----- Data section

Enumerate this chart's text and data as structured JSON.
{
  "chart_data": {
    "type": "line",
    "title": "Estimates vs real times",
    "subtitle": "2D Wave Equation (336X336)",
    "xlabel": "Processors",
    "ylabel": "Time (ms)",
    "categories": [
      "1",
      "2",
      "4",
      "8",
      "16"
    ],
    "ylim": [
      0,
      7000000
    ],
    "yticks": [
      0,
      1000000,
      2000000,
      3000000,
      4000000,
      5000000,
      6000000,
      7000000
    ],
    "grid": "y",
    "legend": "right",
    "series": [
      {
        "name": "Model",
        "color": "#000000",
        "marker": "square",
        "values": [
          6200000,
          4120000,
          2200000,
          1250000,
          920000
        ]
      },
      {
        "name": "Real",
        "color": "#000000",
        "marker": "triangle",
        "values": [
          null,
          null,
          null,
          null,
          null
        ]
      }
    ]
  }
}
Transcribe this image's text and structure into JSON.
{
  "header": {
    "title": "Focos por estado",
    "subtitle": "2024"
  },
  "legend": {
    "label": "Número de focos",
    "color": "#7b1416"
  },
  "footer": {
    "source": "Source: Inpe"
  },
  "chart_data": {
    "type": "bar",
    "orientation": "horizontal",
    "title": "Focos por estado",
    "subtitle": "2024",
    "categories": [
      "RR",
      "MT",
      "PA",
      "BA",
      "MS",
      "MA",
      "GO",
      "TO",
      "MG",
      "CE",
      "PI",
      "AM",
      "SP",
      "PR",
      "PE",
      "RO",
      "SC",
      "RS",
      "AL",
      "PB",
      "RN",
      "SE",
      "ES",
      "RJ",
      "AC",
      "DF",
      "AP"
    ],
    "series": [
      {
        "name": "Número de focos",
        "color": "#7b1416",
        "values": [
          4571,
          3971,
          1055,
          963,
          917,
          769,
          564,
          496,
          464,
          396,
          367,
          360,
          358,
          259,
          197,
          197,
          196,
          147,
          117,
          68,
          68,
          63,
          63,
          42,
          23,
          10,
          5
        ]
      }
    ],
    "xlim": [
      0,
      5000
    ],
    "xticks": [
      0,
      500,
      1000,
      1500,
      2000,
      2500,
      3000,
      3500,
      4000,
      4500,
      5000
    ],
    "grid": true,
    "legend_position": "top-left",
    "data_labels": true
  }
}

----------

- **Exercise**: Report the number of lines in the entries above that include the word "subtitle" and add nothing to it.

- **Answer to the problem**: 3